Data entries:
§
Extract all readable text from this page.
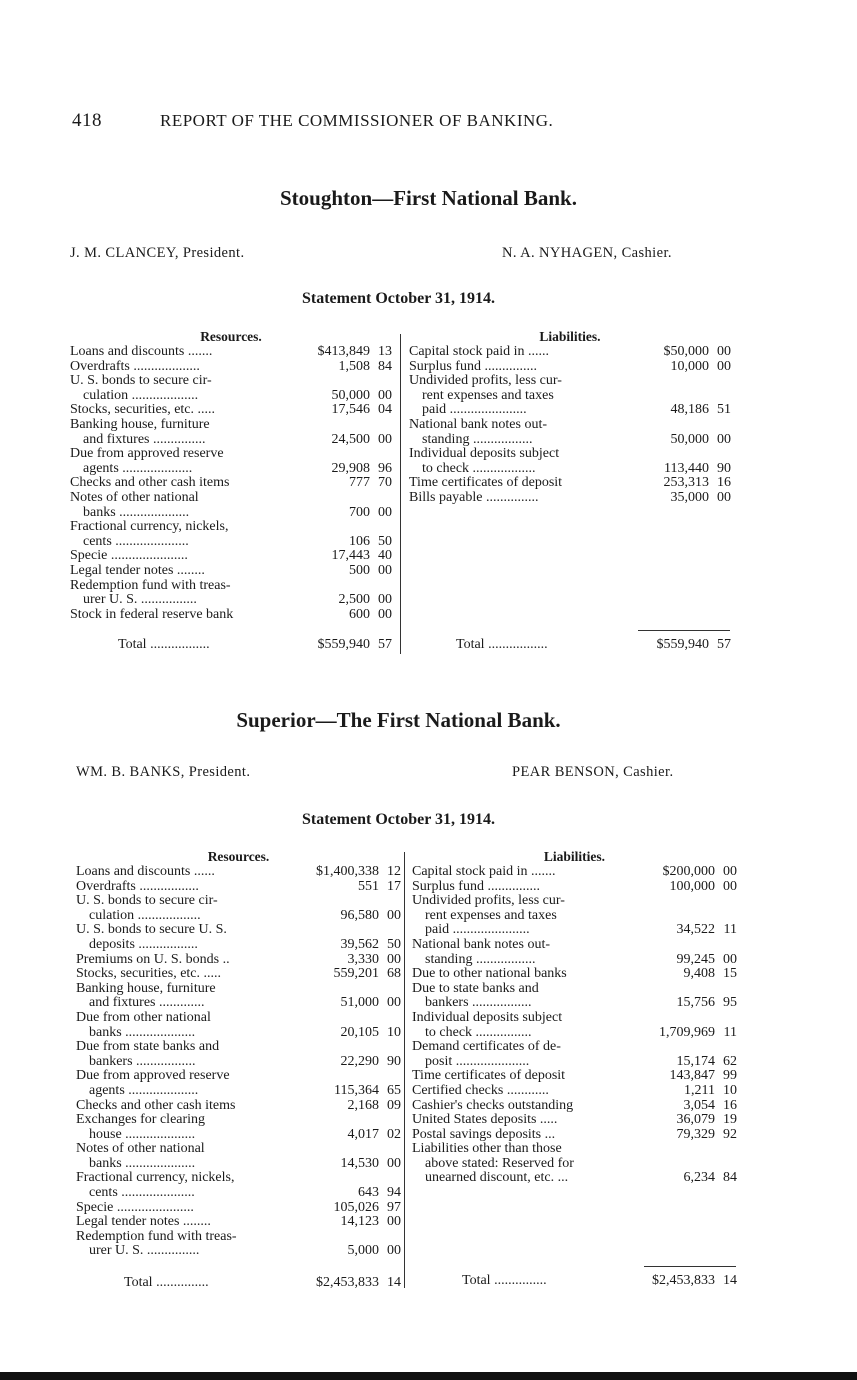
418	REPORT OF THE COMMISSIONER OF BANKING.
Stoughton—First National Bank.
J. M. CLANCEY, President.	N. A. NYHAGEN, Cashier.
Statement October 31, 1914.
Resources.
Loans and discounts .......	$413,849 13
Overdrafts ...................	1,508 84
U. S. bonds to secure cir-
culation ...................	50,000 00
Stocks, securities, etc. .....	17,546 04
Banking house, furniture
and fixtures ...............	24,500 00
Due from approved reserve
agents ....................	29,908 96
Checks and other cash items	777 70
Notes of other national
banks ....................	700 00
Fractional currency, nickels,
cents .....................	106 50
Specie ......................	17,443 40
Legal tender notes ........	500 00
Redemption fund with treas-
urer U. S. ................	2,500 00
Stock in federal reserve bank	600 00
Liabilities.
Capital stock paid in ......	$50,000 00
Surplus fund ...............	10,000 00
Undivided profits, less cur-
rent expenses and taxes
paid ......................	48,186 51
National bank notes out-
standing .................	50,000 00
Individual deposits subject
to check ..................	113,440 90
Time certificates of deposit	253,313 16
Bills payable ...............	35,000 00
Total .................	$559,940 57	Total .................	$559,940 57
Superior—The First National Bank.
WM. B. BANKS, President.	PEAR BENSON, Cashier.
Statement October 31, 1914.
Resources.
Loans and discounts ......	$1,400,338 12
Overdrafts .................	551 17
U. S. bonds to secure cir-
culation ..................	96,580 00
U. S. bonds to secure U. S.
deposits .................	39,562 50
Premiums on U. S. bonds ..	3,330 00
Stocks, securities, etc. .....	559,201 68
Banking house, furniture
and fixtures .............	51,000 00
Due from other national
banks ....................	20,105 10
Due from state banks and
bankers .................	22,290 90
Due from approved reserve
agents ....................	115,364 65
Checks and other cash items	2,168 09
Exchanges for clearing
house ....................	4,017 02
Notes of other national
banks ....................	14,530 00
Fractional currency, nickels,
cents .....................	643 94
Specie ......................	105,026 97
Legal tender notes ........	14,123 00
Redemption fund with treas-
urer U. S. ...............	5,000 00
Liabilities.
Capital stock paid in .......	$200,000 00
Surplus fund ...............	100,000 00
Undivided profits, less cur-
rent expenses and taxes
paid ......................	34,522 11
National bank notes out-
standing .................	99,245 00
Due to other national banks	9,408 15
Due to state banks and
bankers .................	15,756 95
Individual deposits subject
to check ................	1,709,969 11
Demand certificates of de-
posit .....................	15,174 62
Time certificates of deposit	143,847 99
Certified checks ............	1,211 10
Cashier's checks outstanding	3,054 16
United States deposits .....	36,079 19
Postal savings deposits ...	79,329 92
Liabilities other than those
above stated: Reserved for
unearned discount, etc. ...	6,234 84
Total ...............	$2,453,833 14	Total ...............	$2,453,833 14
§
CHALLENGE: Copy each line of the listing that includes "tender".

OUTPUT OF THE EXERCISE:
Legal tender notes ........	500 00
Legal tender notes ........	14,123 00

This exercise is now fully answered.